▸ Problem requirements
Extract the full set of records that follows, word for word.

Figure record listings
::::
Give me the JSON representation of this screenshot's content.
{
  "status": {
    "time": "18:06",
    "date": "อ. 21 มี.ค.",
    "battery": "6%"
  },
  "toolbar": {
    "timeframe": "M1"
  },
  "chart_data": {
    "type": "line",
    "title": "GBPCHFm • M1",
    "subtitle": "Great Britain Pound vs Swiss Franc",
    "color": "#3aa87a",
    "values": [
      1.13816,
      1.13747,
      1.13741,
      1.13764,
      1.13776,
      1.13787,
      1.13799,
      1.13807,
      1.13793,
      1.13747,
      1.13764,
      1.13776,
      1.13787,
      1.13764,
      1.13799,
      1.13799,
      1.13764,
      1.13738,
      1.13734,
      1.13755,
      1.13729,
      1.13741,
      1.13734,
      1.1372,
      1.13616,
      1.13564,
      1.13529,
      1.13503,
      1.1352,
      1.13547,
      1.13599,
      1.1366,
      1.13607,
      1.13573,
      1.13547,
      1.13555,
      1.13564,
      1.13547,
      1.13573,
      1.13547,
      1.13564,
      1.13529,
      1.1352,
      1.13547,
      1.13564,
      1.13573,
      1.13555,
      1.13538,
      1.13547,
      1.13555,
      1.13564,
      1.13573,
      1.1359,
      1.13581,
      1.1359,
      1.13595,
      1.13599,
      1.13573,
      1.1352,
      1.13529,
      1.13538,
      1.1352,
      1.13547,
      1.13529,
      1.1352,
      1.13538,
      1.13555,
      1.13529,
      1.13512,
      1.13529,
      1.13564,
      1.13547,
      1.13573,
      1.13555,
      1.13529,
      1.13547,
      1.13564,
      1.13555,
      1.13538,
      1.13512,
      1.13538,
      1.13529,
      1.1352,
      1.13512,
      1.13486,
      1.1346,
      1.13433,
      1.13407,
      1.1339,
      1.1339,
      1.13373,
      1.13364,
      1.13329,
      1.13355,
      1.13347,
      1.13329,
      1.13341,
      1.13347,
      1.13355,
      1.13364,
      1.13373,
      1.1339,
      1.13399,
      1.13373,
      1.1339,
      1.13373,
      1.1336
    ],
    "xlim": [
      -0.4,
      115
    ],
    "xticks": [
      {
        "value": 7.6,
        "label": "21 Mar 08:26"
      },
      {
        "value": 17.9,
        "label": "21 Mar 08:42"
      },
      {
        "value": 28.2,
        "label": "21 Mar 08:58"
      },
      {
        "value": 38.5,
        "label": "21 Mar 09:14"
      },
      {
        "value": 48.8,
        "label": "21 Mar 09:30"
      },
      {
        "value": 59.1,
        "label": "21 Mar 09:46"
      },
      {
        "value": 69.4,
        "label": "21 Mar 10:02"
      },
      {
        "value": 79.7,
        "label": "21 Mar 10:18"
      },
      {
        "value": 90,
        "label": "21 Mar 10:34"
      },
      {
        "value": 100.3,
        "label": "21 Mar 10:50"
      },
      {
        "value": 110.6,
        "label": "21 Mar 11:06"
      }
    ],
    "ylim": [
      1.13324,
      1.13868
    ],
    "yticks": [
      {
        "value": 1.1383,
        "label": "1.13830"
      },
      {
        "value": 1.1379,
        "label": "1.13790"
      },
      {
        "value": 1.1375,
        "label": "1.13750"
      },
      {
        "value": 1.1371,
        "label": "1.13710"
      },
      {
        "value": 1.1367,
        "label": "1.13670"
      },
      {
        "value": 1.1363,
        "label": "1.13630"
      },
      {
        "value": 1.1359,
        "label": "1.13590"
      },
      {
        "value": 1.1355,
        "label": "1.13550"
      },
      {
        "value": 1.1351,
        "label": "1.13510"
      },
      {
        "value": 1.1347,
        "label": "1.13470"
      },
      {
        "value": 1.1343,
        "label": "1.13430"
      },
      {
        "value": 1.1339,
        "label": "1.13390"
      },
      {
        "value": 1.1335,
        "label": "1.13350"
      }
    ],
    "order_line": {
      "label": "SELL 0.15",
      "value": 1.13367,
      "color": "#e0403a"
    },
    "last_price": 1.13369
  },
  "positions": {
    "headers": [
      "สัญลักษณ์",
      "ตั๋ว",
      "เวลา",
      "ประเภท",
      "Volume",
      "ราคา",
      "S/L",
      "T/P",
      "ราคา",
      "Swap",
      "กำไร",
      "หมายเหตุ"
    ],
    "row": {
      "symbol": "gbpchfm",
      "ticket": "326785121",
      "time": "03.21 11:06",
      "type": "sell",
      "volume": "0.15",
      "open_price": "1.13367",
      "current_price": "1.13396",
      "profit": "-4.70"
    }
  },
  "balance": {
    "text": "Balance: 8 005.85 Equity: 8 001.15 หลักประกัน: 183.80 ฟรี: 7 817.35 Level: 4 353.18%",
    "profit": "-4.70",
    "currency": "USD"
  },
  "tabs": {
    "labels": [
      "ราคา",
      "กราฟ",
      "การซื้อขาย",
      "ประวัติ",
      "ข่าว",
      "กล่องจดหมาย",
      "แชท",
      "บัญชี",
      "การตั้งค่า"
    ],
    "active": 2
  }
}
::::
▸ Task output
Give me the JSON representation of this screenshot's content.
{
  "status": {
    "time": "18:06",
    "date": "อ. 21 มี.ค.",
    "battery": "6%"
  },
  "toolbar": {
    "timeframe": "M1"
  },
  "chart_data": {
    "type": "line",
    "title": "GBPCHFm • M1",
    "subtitle": "Great Britain Pound vs Swiss Franc",
    "color": "#3aa87a",
    "values": [
      1.13816,
      1.13747,
      1.13741,
      1.13764,
      1.13776,
      1.13787,
      1.13799,
      1.13807,
      1.13793,
      1.13747,
      1.13764,
      1.13776,
      1.13787,
      1.13764,
      1.13799,
      1.13799,
      1.13764,
      1.13738,
      1.13734,
      1.13755,
      1.13729,
      1.13741,
      1.13734,
      1.1372,
      1.13616,
      1.13564,
      1.13529,
      1.13503,
      1.1352,
      1.13547,
      1.13599,
      1.1366,
      1.13607,
      1.13573,
      1.13547,
      1.13555,
      1.13564,
      1.13547,
      1.13573,
      1.13547,
      1.13564,
      1.13529,
      1.1352,
      1.13547,
      1.13564,
      1.13573,
      1.13555,
      1.13538,
      1.13547,
      1.13555,
      1.13564,
      1.13573,
      1.1359,
      1.13581,
      1.1359,
      1.13595,
      1.13599,
      1.13573,
      1.1352,
      1.13529,
      1.13538,
      1.1352,
      1.13547,
      1.13529,
      1.1352,
      1.13538,
      1.13555,
      1.13529,
      1.13512,
      1.13529,
      1.13564,
      1.13547,
      1.13573,
      1.13555,
      1.13529,
      1.13547,
      1.13564,
      1.13555,
      1.13538,
      1.13512,
      1.13538,
      1.13529,
      1.1352,
      1.13512,
      1.13486,
      1.1346,
      1.13433,
      1.13407,
      1.1339,
      1.1339,
      1.13373,
      1.13364,
      1.13329,
      1.13355,
      1.13347,
      1.13329,
      1.13341,
      1.13347,
      1.13355,
      1.13364,
      1.13373,
      1.1339,
      1.13399,
      1.13373,
      1.1339,
      1.13373,
      1.1336
    ],
    "xlim": [
      -0.4,
      115
    ],
    "xticks": [
      {
        "value": 7.6,
        "label": "21 Mar 08:26"
      },
      {
        "value": 17.9,
        "label": "21 Mar 08:42"
      },
      {
        "value": 28.2,
        "label": "21 Mar 08:58"
      },
      {
        "value": 38.5,
        "label": "21 Mar 09:14"
      },
      {
        "value": 48.8,
        "label": "21 Mar 09:30"
      },
      {
        "value": 59.1,
        "label": "21 Mar 09:46"
      },
      {
        "value": 69.4,
        "label": "21 Mar 10:02"
      },
      {
        "value": 79.7,
        "label": "21 Mar 10:18"
      },
      {
        "value": 90,
        "label": "21 Mar 10:34"
      },
      {
        "value": 100.3,
        "label": "21 Mar 10:50"
      },
      {
        "value": 110.6,
        "label": "21 Mar 11:06"
      }
    ],
    "ylim": [
      1.13324,
      1.13868
    ],
    "yticks": [
      {
        "value": 1.1383,
        "label": "1.13830"
      },
      {
        "value": 1.1379,
        "label": "1.13790"
      },
      {
        "value": 1.1375,
        "label": "1.13750"
      },
      {
        "value": 1.1371,
        "label": "1.13710"
      },
      {
        "value": 1.1367,
        "label": "1.13670"
      },
      {
        "value": 1.1363,
        "label": "1.13630"
      },
      {
        "value": 1.1359,
        "label": "1.13590"
      },
      {
        "value": 1.1355,
        "label": "1.13550"
      },
      {
        "value": 1.1351,
        "label": "1.13510"
      },
      {
        "value": 1.1347,
        "label": "1.13470"
      },
      {
        "value": 1.1343,
        "label": "1.13430"
      },
      {
        "value": 1.1339,
        "label": "1.13390"
      },
      {
        "value": 1.1335,
        "label": "1.13350"
      }
    ],
    "order_line": {
      "label": "SELL 0.15",
      "value": 1.13367,
      "color": "#e0403a"
    },
    "last_price": 1.13369
  },
  "positions": {
    "headers": [
      "สัญลักษณ์",
      "ตั๋ว",
      "เวลา",
      "ประเภท",
      "Volume",
      "ราคา",
      "S/L",
      "T/P",
      "ราคา",
      "Swap",
      "กำไร",
      "หมายเหตุ"
    ],
    "row": {
      "symbol": "gbpchfm",
      "ticket": "326785121",
      "time": "03.21 11:06",
      "type": "sell",
      "volume": "0.15",
      "open_price": "1.13367",
      "current_price": "1.13396",
      "profit": "-4.70"
    }
  },
  "balance": {
    "text": "Balance: 8 005.85 Equity: 8 001.15 หลักประกัน: 183.80 ฟรี: 7 817.35 Level: 4 353.18%",
    "profit": "-4.70",
    "currency": "USD"
  },
  "tabs": {
    "labels": [
      "ราคา",
      "กราฟ",
      "การซื้อขาย",
      "ประวัติ",
      "ข่าว",
      "กล่องจดหมาย",
      "แชท",
      "บัญชี",
      "การตั้งค่า"
    ],
    "active": 2
  }
}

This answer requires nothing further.